* _Task goal_
Copy all of the material exactly. Pictures are not to appear in the copy.

Dataset records:
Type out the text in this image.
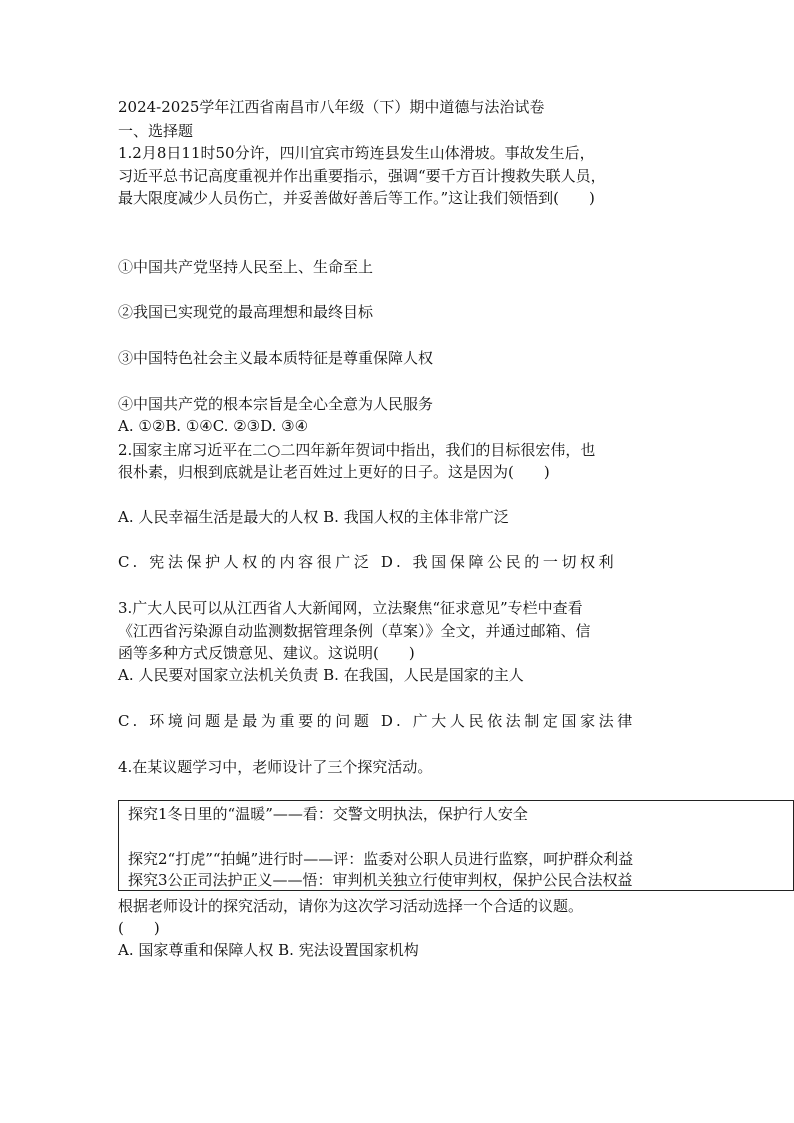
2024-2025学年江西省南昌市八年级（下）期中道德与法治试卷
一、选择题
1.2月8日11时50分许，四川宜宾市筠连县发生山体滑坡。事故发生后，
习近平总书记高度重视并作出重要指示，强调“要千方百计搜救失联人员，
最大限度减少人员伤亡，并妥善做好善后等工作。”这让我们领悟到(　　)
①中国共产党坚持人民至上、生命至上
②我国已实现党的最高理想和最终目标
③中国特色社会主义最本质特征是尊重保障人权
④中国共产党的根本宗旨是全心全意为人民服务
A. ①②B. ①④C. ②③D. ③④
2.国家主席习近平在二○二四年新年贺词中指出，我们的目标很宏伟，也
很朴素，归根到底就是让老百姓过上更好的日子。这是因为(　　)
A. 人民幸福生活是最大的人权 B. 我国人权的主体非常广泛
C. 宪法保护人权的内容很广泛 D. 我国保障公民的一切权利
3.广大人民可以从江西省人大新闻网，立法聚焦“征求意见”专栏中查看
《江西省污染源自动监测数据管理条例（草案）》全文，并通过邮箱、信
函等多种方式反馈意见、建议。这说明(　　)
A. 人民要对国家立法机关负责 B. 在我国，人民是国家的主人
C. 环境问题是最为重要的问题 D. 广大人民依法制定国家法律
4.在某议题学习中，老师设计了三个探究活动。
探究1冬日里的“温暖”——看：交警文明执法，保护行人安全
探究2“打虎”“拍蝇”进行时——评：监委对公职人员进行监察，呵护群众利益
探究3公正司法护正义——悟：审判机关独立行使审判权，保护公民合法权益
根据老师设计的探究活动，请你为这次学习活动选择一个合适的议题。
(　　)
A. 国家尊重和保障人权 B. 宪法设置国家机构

* _Result_
Type out the text in this image.
2024-2025学年江西省南昌市八年级（下）期中道德与法治试卷
一、选择题
1.2月8日11时50分许，四川宜宾市筠连县发生山体滑坡。事故发生后，
习近平总书记高度重视并作出重要指示，强调“要千方百计搜救失联人员，
最大限度减少人员伤亡，并妥善做好善后等工作。”这让我们领悟到(　　)
①中国共产党坚持人民至上、生命至上
②我国已实现党的最高理想和最终目标
③中国特色社会主义最本质特征是尊重保障人权
④中国共产党的根本宗旨是全心全意为人民服务
A. ①②B. ①④C. ②③D. ③④
2.国家主席习近平在二○二四年新年贺词中指出，我们的目标很宏伟，也
很朴素，归根到底就是让老百姓过上更好的日子。这是因为(　　)
A. 人民幸福生活是最大的人权 B. 我国人权的主体非常广泛
C. 宪法保护人权的内容很广泛 D. 我国保障公民的一切权利
3.广大人民可以从江西省人大新闻网，立法聚焦“征求意见”专栏中查看
《江西省污染源自动监测数据管理条例（草案）》全文，并通过邮箱、信
函等多种方式反馈意见、建议。这说明(　　)
A. 人民要对国家立法机关负责 B. 在我国，人民是国家的主人
C. 环境问题是最为重要的问题 D. 广大人民依法制定国家法律
4.在某议题学习中，老师设计了三个探究活动。
探究1冬日里的“温暖”——看：交警文明执法，保护行人安全
探究2“打虎”“拍蝇”进行时——评：监委对公职人员进行监察，呵护群众利益
探究3公正司法护正义——悟：审判机关独立行使审判权，保护公民合法权益
根据老师设计的探究活动，请你为这次学习活动选择一个合适的议题。
(　　)
A. 国家尊重和保障人权 B. 宪法设置国家机构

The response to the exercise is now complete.